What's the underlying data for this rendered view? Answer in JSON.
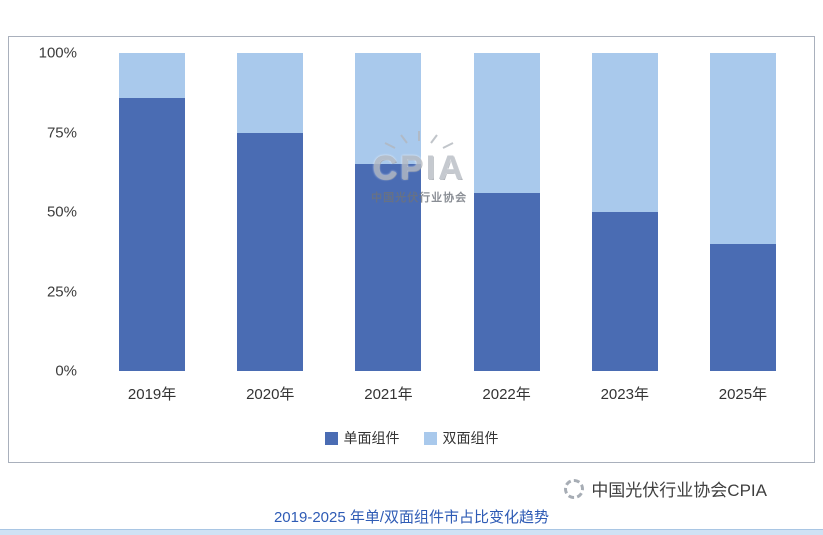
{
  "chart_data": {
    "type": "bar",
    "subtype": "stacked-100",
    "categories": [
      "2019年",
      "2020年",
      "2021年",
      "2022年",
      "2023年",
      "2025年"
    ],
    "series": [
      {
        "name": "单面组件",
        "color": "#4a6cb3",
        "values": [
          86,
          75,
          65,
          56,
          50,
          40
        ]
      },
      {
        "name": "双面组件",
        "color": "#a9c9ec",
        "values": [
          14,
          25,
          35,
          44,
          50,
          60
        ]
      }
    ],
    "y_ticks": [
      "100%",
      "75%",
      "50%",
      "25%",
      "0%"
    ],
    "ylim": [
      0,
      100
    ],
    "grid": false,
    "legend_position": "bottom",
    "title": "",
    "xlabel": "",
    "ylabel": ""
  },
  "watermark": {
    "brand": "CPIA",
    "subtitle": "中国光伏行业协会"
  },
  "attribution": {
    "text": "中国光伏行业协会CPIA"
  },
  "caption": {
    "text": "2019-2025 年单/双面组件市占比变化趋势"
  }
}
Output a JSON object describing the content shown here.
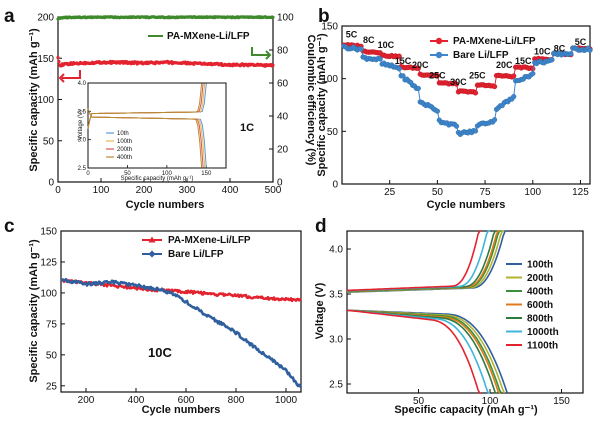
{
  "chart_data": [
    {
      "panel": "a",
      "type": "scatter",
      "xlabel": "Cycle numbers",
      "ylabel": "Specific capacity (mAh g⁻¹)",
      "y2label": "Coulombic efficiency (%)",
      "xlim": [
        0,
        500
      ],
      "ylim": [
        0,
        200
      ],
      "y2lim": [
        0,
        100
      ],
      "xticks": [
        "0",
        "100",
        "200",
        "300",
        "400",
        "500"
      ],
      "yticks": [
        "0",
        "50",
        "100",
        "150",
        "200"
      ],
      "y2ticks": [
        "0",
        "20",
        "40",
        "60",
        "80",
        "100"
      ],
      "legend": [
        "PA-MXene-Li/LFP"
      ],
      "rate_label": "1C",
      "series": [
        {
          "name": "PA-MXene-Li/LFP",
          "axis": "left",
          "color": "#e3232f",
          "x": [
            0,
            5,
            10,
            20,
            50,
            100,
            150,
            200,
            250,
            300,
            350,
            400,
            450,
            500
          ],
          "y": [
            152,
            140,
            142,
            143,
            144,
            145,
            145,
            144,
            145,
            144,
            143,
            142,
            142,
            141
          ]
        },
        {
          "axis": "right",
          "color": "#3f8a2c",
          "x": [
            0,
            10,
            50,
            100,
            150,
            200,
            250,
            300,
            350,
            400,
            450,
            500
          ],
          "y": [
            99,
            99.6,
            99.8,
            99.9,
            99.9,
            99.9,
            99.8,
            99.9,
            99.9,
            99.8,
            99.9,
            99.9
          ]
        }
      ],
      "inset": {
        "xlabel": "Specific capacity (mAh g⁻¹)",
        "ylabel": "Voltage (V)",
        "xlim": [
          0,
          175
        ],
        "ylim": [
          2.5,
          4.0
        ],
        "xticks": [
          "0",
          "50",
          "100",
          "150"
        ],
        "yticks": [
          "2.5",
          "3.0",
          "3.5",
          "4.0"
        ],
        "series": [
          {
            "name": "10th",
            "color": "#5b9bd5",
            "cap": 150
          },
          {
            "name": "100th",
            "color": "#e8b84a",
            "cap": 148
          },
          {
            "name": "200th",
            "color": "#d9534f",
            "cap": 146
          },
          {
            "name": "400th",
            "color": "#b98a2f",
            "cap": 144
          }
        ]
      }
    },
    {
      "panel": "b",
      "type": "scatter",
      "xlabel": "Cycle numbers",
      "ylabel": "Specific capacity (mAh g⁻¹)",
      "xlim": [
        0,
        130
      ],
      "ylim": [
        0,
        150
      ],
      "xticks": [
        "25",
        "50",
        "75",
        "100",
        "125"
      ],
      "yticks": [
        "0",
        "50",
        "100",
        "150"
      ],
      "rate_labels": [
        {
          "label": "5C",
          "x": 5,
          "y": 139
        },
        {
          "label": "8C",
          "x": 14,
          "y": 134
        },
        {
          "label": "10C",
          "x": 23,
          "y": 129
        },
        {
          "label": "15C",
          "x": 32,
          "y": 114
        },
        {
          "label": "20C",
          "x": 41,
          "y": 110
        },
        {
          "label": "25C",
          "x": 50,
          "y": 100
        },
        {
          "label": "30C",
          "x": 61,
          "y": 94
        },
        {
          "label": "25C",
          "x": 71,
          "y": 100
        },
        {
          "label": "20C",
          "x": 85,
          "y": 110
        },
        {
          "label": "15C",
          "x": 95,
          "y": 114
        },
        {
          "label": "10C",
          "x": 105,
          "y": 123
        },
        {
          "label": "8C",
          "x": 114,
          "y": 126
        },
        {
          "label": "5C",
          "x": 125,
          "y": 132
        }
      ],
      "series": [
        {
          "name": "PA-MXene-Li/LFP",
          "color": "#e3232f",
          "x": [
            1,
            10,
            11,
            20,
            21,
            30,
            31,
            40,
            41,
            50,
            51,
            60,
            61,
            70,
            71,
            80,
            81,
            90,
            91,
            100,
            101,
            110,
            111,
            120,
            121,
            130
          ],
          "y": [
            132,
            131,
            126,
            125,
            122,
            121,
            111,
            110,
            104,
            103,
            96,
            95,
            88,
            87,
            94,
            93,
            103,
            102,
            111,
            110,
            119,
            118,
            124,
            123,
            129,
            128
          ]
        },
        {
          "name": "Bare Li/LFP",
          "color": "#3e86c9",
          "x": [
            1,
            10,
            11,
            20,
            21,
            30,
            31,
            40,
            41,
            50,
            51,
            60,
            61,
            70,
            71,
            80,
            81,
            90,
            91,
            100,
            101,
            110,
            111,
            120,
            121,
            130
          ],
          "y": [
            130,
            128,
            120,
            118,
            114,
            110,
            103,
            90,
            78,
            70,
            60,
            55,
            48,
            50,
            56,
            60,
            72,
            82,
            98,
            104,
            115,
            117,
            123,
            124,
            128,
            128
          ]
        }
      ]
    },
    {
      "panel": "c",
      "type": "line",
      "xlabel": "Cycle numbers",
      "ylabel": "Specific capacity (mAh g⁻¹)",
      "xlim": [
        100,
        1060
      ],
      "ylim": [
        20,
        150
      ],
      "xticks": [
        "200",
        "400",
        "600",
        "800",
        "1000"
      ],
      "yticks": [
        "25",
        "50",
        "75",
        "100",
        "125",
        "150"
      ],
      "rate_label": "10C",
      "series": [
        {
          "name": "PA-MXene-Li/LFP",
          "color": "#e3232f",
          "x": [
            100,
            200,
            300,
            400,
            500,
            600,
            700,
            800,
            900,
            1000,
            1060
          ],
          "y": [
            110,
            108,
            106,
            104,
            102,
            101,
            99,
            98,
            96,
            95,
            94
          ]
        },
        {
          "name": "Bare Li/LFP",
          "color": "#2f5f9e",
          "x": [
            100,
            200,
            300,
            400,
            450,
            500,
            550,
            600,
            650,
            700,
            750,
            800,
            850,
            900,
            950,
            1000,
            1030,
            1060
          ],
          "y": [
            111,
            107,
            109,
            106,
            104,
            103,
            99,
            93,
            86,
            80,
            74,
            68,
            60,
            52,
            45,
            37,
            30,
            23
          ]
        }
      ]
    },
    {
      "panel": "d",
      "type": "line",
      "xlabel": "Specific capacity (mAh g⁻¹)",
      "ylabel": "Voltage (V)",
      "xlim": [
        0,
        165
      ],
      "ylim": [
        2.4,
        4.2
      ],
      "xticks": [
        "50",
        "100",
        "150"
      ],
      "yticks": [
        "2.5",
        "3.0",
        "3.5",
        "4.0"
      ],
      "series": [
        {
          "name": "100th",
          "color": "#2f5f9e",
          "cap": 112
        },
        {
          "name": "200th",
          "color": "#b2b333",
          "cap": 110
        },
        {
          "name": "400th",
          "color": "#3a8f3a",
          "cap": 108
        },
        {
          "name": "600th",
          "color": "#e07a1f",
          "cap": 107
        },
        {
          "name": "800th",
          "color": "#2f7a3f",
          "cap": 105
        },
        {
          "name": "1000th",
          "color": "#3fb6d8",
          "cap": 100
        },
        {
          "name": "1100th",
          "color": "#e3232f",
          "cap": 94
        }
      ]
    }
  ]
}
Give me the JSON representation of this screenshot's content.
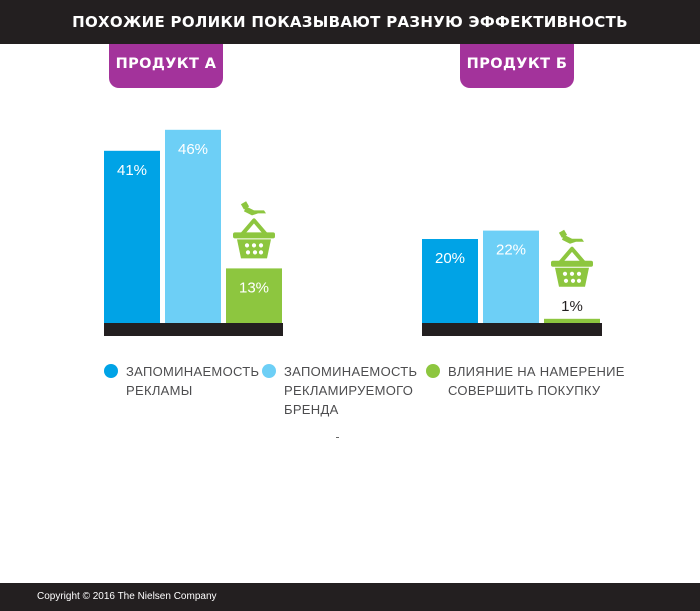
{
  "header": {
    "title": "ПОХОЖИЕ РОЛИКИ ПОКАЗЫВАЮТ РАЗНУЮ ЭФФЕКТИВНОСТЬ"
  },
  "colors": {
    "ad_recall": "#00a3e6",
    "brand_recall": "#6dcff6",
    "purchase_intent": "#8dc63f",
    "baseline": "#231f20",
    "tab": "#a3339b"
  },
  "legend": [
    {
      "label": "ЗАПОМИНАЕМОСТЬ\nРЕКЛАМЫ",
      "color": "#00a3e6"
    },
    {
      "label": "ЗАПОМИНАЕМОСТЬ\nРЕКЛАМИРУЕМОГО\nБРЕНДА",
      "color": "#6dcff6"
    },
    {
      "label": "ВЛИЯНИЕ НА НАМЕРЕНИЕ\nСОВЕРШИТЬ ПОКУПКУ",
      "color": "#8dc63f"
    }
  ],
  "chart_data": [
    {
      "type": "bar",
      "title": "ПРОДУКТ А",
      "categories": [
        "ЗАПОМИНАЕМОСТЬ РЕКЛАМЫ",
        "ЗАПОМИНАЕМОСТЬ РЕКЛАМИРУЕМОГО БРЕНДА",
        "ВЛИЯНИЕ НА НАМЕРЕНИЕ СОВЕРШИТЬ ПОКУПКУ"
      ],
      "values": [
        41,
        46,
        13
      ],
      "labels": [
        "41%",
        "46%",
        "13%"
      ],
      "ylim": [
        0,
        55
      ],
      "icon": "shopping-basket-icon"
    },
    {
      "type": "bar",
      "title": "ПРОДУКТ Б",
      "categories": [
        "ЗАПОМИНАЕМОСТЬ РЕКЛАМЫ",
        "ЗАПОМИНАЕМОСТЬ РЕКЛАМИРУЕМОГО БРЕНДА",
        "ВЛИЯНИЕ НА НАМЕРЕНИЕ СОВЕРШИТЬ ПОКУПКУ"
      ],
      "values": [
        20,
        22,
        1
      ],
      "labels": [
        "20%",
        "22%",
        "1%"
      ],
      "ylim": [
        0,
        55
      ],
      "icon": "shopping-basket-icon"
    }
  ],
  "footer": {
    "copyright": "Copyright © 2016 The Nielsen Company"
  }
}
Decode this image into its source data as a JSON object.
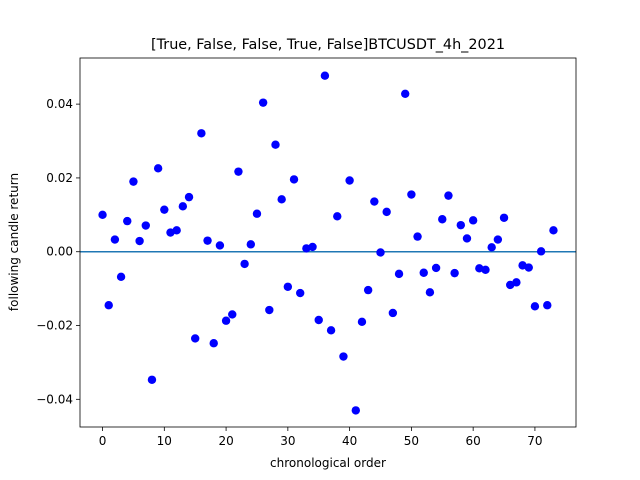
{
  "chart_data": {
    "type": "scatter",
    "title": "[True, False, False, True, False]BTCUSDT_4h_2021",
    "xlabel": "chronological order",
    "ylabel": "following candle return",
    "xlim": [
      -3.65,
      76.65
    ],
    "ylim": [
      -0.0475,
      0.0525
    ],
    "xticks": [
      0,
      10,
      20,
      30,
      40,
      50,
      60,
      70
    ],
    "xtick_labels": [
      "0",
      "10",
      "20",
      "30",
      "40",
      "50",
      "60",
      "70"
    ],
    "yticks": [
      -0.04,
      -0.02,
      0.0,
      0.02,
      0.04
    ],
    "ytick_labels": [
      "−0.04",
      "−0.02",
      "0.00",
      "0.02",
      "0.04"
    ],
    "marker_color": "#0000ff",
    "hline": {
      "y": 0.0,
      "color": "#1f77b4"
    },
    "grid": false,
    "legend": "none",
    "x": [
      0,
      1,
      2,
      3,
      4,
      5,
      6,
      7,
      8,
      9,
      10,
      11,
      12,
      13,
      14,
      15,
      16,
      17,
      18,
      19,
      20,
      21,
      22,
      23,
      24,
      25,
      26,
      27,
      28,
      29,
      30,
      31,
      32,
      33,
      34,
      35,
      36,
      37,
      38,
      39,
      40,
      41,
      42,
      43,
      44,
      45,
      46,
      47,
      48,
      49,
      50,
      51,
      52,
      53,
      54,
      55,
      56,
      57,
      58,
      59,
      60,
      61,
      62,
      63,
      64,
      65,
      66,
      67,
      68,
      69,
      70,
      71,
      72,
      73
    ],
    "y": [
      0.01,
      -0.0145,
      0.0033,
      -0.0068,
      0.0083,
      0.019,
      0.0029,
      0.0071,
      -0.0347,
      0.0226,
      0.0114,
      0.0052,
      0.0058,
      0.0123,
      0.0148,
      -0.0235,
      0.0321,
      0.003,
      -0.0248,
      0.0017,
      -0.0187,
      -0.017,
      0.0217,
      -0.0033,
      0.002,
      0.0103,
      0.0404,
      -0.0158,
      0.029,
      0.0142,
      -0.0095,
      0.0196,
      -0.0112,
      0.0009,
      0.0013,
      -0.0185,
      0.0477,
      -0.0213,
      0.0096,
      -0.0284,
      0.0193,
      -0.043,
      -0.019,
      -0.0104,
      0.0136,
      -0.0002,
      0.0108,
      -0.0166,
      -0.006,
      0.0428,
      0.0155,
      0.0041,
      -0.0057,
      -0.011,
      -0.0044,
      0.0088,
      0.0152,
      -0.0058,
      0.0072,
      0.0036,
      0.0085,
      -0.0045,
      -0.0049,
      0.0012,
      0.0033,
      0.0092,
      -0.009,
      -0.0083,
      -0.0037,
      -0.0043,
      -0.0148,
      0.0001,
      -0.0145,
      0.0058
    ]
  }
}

+--

[PROBLEM] Extract each line holding the word "JSON" from the records.

[WORKED ANSWER]
What's the underlying data for this rendered view? Answer in JSON.
Output a JSON object describing the content shown here.
Give me the JSON representation of this screenshot's content.
Decode this image into its source data as a JSON object.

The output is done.